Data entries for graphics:
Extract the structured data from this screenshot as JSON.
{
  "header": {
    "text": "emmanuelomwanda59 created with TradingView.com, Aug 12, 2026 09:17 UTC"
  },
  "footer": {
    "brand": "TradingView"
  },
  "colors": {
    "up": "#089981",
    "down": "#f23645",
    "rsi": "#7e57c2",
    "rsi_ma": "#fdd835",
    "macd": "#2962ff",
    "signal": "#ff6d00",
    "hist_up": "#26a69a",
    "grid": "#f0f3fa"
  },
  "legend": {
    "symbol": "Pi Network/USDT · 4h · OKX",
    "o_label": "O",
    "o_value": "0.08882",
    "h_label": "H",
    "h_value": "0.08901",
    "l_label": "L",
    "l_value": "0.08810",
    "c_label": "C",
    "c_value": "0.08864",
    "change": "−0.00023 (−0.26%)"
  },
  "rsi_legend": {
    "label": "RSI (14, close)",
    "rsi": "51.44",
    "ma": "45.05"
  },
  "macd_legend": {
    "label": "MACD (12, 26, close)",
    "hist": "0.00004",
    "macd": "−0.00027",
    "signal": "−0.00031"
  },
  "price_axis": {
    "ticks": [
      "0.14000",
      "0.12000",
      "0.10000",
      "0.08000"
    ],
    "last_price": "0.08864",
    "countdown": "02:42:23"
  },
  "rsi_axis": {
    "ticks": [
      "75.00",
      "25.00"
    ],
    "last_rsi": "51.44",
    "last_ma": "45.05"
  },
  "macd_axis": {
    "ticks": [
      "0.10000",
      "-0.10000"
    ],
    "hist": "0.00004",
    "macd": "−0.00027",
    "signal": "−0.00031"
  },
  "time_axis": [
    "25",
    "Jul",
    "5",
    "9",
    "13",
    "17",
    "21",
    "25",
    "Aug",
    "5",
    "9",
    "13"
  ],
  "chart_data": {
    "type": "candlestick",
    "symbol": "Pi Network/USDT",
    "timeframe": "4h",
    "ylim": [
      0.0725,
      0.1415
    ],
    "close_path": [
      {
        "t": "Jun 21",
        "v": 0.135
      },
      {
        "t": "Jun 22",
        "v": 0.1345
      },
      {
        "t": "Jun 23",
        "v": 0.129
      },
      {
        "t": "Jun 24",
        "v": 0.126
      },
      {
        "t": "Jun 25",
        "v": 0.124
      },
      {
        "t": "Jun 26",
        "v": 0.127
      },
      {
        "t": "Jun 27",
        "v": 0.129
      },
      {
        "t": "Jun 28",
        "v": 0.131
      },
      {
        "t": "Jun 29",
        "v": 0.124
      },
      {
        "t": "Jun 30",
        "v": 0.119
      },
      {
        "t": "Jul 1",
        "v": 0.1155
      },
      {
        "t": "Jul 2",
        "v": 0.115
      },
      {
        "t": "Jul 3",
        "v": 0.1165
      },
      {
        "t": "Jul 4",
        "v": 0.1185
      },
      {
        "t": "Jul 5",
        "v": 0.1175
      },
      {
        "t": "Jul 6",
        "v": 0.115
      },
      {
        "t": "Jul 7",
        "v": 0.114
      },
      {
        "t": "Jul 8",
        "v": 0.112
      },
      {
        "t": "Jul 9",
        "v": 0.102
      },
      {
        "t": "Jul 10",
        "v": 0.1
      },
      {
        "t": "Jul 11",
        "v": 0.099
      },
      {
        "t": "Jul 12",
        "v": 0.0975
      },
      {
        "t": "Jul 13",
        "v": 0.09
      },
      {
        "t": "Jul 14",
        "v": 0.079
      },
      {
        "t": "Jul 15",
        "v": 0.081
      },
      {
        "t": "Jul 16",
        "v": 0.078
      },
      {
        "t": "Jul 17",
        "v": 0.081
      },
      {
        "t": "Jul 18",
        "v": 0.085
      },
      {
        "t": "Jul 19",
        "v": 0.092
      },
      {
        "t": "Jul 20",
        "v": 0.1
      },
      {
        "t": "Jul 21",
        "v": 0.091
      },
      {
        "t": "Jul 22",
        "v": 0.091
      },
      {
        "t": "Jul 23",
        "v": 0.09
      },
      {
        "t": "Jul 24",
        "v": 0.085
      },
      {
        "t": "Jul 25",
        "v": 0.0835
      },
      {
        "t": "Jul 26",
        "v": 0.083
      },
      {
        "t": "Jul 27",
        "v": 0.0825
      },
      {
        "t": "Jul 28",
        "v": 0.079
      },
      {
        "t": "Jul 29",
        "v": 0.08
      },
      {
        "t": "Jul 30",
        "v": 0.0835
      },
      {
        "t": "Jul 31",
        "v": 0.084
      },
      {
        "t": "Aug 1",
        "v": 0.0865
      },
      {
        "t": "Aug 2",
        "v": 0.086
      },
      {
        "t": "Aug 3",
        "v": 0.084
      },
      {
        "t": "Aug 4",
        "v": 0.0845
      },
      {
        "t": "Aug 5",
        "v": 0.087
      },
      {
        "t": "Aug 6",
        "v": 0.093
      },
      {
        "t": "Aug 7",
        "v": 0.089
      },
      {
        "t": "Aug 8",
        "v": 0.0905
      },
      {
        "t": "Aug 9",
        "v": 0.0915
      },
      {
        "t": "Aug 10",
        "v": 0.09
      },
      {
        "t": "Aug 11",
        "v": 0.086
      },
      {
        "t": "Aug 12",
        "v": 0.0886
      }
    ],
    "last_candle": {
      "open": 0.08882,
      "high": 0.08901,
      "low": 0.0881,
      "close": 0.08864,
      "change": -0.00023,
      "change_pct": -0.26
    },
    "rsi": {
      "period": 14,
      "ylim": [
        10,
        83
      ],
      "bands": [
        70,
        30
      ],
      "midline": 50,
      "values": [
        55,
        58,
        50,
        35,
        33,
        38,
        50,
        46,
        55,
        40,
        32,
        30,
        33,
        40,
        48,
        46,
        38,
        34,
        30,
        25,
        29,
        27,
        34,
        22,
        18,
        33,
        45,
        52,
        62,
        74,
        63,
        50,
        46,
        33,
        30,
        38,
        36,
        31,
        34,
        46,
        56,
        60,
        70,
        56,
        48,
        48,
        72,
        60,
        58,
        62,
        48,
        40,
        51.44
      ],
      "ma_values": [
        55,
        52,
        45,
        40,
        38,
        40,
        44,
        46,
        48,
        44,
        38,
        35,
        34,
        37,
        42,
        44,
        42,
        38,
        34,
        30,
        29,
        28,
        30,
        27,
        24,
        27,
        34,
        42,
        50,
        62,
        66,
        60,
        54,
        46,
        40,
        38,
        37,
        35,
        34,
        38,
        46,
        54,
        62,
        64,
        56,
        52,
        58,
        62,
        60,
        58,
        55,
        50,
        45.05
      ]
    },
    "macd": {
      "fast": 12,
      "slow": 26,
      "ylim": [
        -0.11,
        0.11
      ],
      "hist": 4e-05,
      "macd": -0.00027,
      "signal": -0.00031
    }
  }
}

Task details => Return all of the data word for word.

Response to this exercise =>
Extract the structured data from this screenshot as JSON.
{
  "header": {
    "text": "emmanuelomwanda59 created with TradingView.com, Aug 12, 2026 09:17 UTC"
  },
  "footer": {
    "brand": "TradingView"
  },
  "colors": {
    "up": "#089981",
    "down": "#f23645",
    "rsi": "#7e57c2",
    "rsi_ma": "#fdd835",
    "macd": "#2962ff",
    "signal": "#ff6d00",
    "hist_up": "#26a69a",
    "grid": "#f0f3fa"
  },
  "legend": {
    "symbol": "Pi Network/USDT · 4h · OKX",
    "o_label": "O",
    "o_value": "0.08882",
    "h_label": "H",
    "h_value": "0.08901",
    "l_label": "L",
    "l_value": "0.08810",
    "c_label": "C",
    "c_value": "0.08864",
    "change": "−0.00023 (−0.26%)"
  },
  "rsi_legend": {
    "label": "RSI (14, close)",
    "rsi": "51.44",
    "ma": "45.05"
  },
  "macd_legend": {
    "label": "MACD (12, 26, close)",
    "hist": "0.00004",
    "macd": "−0.00027",
    "signal": "−0.00031"
  },
  "price_axis": {
    "ticks": [
      "0.14000",
      "0.12000",
      "0.10000",
      "0.08000"
    ],
    "last_price": "0.08864",
    "countdown": "02:42:23"
  },
  "rsi_axis": {
    "ticks": [
      "75.00",
      "25.00"
    ],
    "last_rsi": "51.44",
    "last_ma": "45.05"
  },
  "macd_axis": {
    "ticks": [
      "0.10000",
      "-0.10000"
    ],
    "hist": "0.00004",
    "macd": "−0.00027",
    "signal": "−0.00031"
  },
  "time_axis": [
    "25",
    "Jul",
    "5",
    "9",
    "13",
    "17",
    "21",
    "25",
    "Aug",
    "5",
    "9",
    "13"
  ],
  "chart_data": {
    "type": "candlestick",
    "symbol": "Pi Network/USDT",
    "timeframe": "4h",
    "ylim": [
      0.0725,
      0.1415
    ],
    "close_path": [
      {
        "t": "Jun 21",
        "v": 0.135
      },
      {
        "t": "Jun 22",
        "v": 0.1345
      },
      {
        "t": "Jun 23",
        "v": 0.129
      },
      {
        "t": "Jun 24",
        "v": 0.126
      },
      {
        "t": "Jun 25",
        "v": 0.124
      },
      {
        "t": "Jun 26",
        "v": 0.127
      },
      {
        "t": "Jun 27",
        "v": 0.129
      },
      {
        "t": "Jun 28",
        "v": 0.131
      },
      {
        "t": "Jun 29",
        "v": 0.124
      },
      {
        "t": "Jun 30",
        "v": 0.119
      },
      {
        "t": "Jul 1",
        "v": 0.1155
      },
      {
        "t": "Jul 2",
        "v": 0.115
      },
      {
        "t": "Jul 3",
        "v": 0.1165
      },
      {
        "t": "Jul 4",
        "v": 0.1185
      },
      {
        "t": "Jul 5",
        "v": 0.1175
      },
      {
        "t": "Jul 6",
        "v": 0.115
      },
      {
        "t": "Jul 7",
        "v": 0.114
      },
      {
        "t": "Jul 8",
        "v": 0.112
      },
      {
        "t": "Jul 9",
        "v": 0.102
      },
      {
        "t": "Jul 10",
        "v": 0.1
      },
      {
        "t": "Jul 11",
        "v": 0.099
      },
      {
        "t": "Jul 12",
        "v": 0.0975
      },
      {
        "t": "Jul 13",
        "v": 0.09
      },
      {
        "t": "Jul 14",
        "v": 0.079
      },
      {
        "t": "Jul 15",
        "v": 0.081
      },
      {
        "t": "Jul 16",
        "v": 0.078
      },
      {
        "t": "Jul 17",
        "v": 0.081
      },
      {
        "t": "Jul 18",
        "v": 0.085
      },
      {
        "t": "Jul 19",
        "v": 0.092
      },
      {
        "t": "Jul 20",
        "v": 0.1
      },
      {
        "t": "Jul 21",
        "v": 0.091
      },
      {
        "t": "Jul 22",
        "v": 0.091
      },
      {
        "t": "Jul 23",
        "v": 0.09
      },
      {
        "t": "Jul 24",
        "v": 0.085
      },
      {
        "t": "Jul 25",
        "v": 0.0835
      },
      {
        "t": "Jul 26",
        "v": 0.083
      },
      {
        "t": "Jul 27",
        "v": 0.0825
      },
      {
        "t": "Jul 28",
        "v": 0.079
      },
      {
        "t": "Jul 29",
        "v": 0.08
      },
      {
        "t": "Jul 30",
        "v": 0.0835
      },
      {
        "t": "Jul 31",
        "v": 0.084
      },
      {
        "t": "Aug 1",
        "v": 0.0865
      },
      {
        "t": "Aug 2",
        "v": 0.086
      },
      {
        "t": "Aug 3",
        "v": 0.084
      },
      {
        "t": "Aug 4",
        "v": 0.0845
      },
      {
        "t": "Aug 5",
        "v": 0.087
      },
      {
        "t": "Aug 6",
        "v": 0.093
      },
      {
        "t": "Aug 7",
        "v": 0.089
      },
      {
        "t": "Aug 8",
        "v": 0.0905
      },
      {
        "t": "Aug 9",
        "v": 0.0915
      },
      {
        "t": "Aug 10",
        "v": 0.09
      },
      {
        "t": "Aug 11",
        "v": 0.086
      },
      {
        "t": "Aug 12",
        "v": 0.0886
      }
    ],
    "last_candle": {
      "open": 0.08882,
      "high": 0.08901,
      "low": 0.0881,
      "close": 0.08864,
      "change": -0.00023,
      "change_pct": -0.26
    },
    "rsi": {
      "period": 14,
      "ylim": [
        10,
        83
      ],
      "bands": [
        70,
        30
      ],
      "midline": 50,
      "values": [
        55,
        58,
        50,
        35,
        33,
        38,
        50,
        46,
        55,
        40,
        32,
        30,
        33,
        40,
        48,
        46,
        38,
        34,
        30,
        25,
        29,
        27,
        34,
        22,
        18,
        33,
        45,
        52,
        62,
        74,
        63,
        50,
        46,
        33,
        30,
        38,
        36,
        31,
        34,
        46,
        56,
        60,
        70,
        56,
        48,
        48,
        72,
        60,
        58,
        62,
        48,
        40,
        51.44
      ],
      "ma_values": [
        55,
        52,
        45,
        40,
        38,
        40,
        44,
        46,
        48,
        44,
        38,
        35,
        34,
        37,
        42,
        44,
        42,
        38,
        34,
        30,
        29,
        28,
        30,
        27,
        24,
        27,
        34,
        42,
        50,
        62,
        66,
        60,
        54,
        46,
        40,
        38,
        37,
        35,
        34,
        38,
        46,
        54,
        62,
        64,
        56,
        52,
        58,
        62,
        60,
        58,
        55,
        50,
        45.05
      ]
    },
    "macd": {
      "fast": 12,
      "slow": 26,
      "ylim": [
        -0.11,
        0.11
      ],
      "hist": 4e-05,
      "macd": -0.00027,
      "signal": -0.00031
    }
  }
}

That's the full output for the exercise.